--- Begin EXCERPTED DATA ---
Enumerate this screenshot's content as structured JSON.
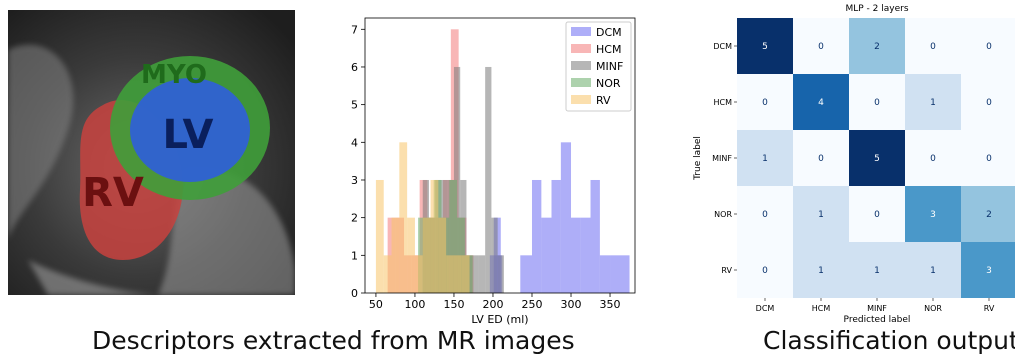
{
  "mr_image": {
    "labels": {
      "myo": "MYO",
      "lv": "LV",
      "rv": "RV"
    },
    "colors": {
      "myo": "#3f9e3a",
      "lv": "#2f5fd8",
      "rv": "#c8423e",
      "myo_text": "#1f6b1b",
      "lv_text": "#0a1f5c",
      "rv_text": "#6b1010"
    }
  },
  "captions": {
    "left": "Descriptors extracted from MR images",
    "right": "Classification output"
  },
  "chart_data": [
    {
      "type": "histogram",
      "xlabel": "LV ED (ml)",
      "xticks": [
        50,
        100,
        150,
        200,
        250,
        300,
        350
      ],
      "yticks": [
        0,
        1,
        2,
        3,
        4,
        5,
        6,
        7
      ],
      "xlim": [
        36,
        382
      ],
      "ylim": [
        0,
        7.3
      ],
      "legend_position": "top-right",
      "series": [
        {
          "name": "DCM",
          "color": "#6b6bf2",
          "bins": [
            [
              196,
              212,
              1
            ],
            [
              201,
              210,
              2
            ],
            [
              235,
              250,
              1
            ],
            [
              250,
              262,
              3
            ],
            [
              262,
              275,
              2
            ],
            [
              275,
              287,
              3
            ],
            [
              287,
              300,
              4
            ],
            [
              300,
              312,
              2
            ],
            [
              312,
              325,
              2
            ],
            [
              325,
              337,
              3
            ],
            [
              337,
              350,
              1
            ],
            [
              350,
              375,
              1
            ]
          ]
        },
        {
          "name": "HCM",
          "color": "#f27a7a",
          "bins": [
            [
              65,
              75,
              2
            ],
            [
              75,
              86,
              2
            ],
            [
              86,
              96,
              1
            ],
            [
              96,
              106,
              1
            ],
            [
              106,
              116,
              3
            ],
            [
              116,
              126,
              2
            ],
            [
              126,
              136,
              2
            ],
            [
              136,
              146,
              3
            ],
            [
              146,
              156,
              7
            ],
            [
              156,
              166,
              2
            ],
            [
              166,
              175,
              1
            ]
          ]
        },
        {
          "name": "MINF",
          "color": "#7a7a7a",
          "bins": [
            [
              110,
              118,
              3
            ],
            [
              118,
              126,
              2
            ],
            [
              126,
              134,
              3
            ],
            [
              134,
              142,
              3
            ],
            [
              142,
              150,
              3
            ],
            [
              150,
              158,
              6
            ],
            [
              158,
              166,
              3
            ],
            [
              166,
              174,
              1
            ],
            [
              174,
              182,
              1
            ],
            [
              182,
              190,
              1
            ],
            [
              190,
              198,
              6
            ],
            [
              198,
              206,
              2
            ],
            [
              206,
              214,
              1
            ]
          ]
        },
        {
          "name": "NOR",
          "color": "#6aad6a",
          "bins": [
            [
              104,
              114,
              2
            ],
            [
              114,
              124,
              2
            ],
            [
              124,
              134,
              3
            ],
            [
              134,
              144,
              2
            ],
            [
              144,
              154,
              3
            ],
            [
              154,
              164,
              2
            ],
            [
              164,
              174,
              1
            ]
          ]
        },
        {
          "name": "RV",
          "color": "#f7c46a",
          "bins": [
            [
              50,
              60,
              3
            ],
            [
              60,
              70,
              1
            ],
            [
              70,
              80,
              2
            ],
            [
              80,
              90,
              4
            ],
            [
              90,
              100,
              2
            ],
            [
              100,
              110,
              1
            ],
            [
              110,
              120,
              2
            ],
            [
              120,
              130,
              3
            ],
            [
              130,
              140,
              2
            ],
            [
              140,
              150,
              1
            ],
            [
              150,
              160,
              1
            ],
            [
              160,
              170,
              1
            ]
          ]
        }
      ]
    },
    {
      "type": "heatmap",
      "title": "MLP - 2 layers",
      "xlabel": "Predicted label",
      "ylabel": "True label",
      "labels": [
        "DCM",
        "HCM",
        "MINF",
        "NOR",
        "RV"
      ],
      "matrix": [
        [
          5,
          0,
          2,
          0,
          0
        ],
        [
          0,
          4,
          0,
          1,
          0
        ],
        [
          1,
          0,
          5,
          0,
          0
        ],
        [
          0,
          1,
          0,
          3,
          2
        ],
        [
          0,
          1,
          1,
          1,
          3
        ]
      ],
      "colormap": "Blues",
      "vmax": 5
    }
  ]
}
--- End EXCERPTED DATA ---
* _YOUR INSTRUCTIONS_: Of the lines above, how many hold the word "right"? Say the number alone.

* _WRITTEN ANSWER_: 2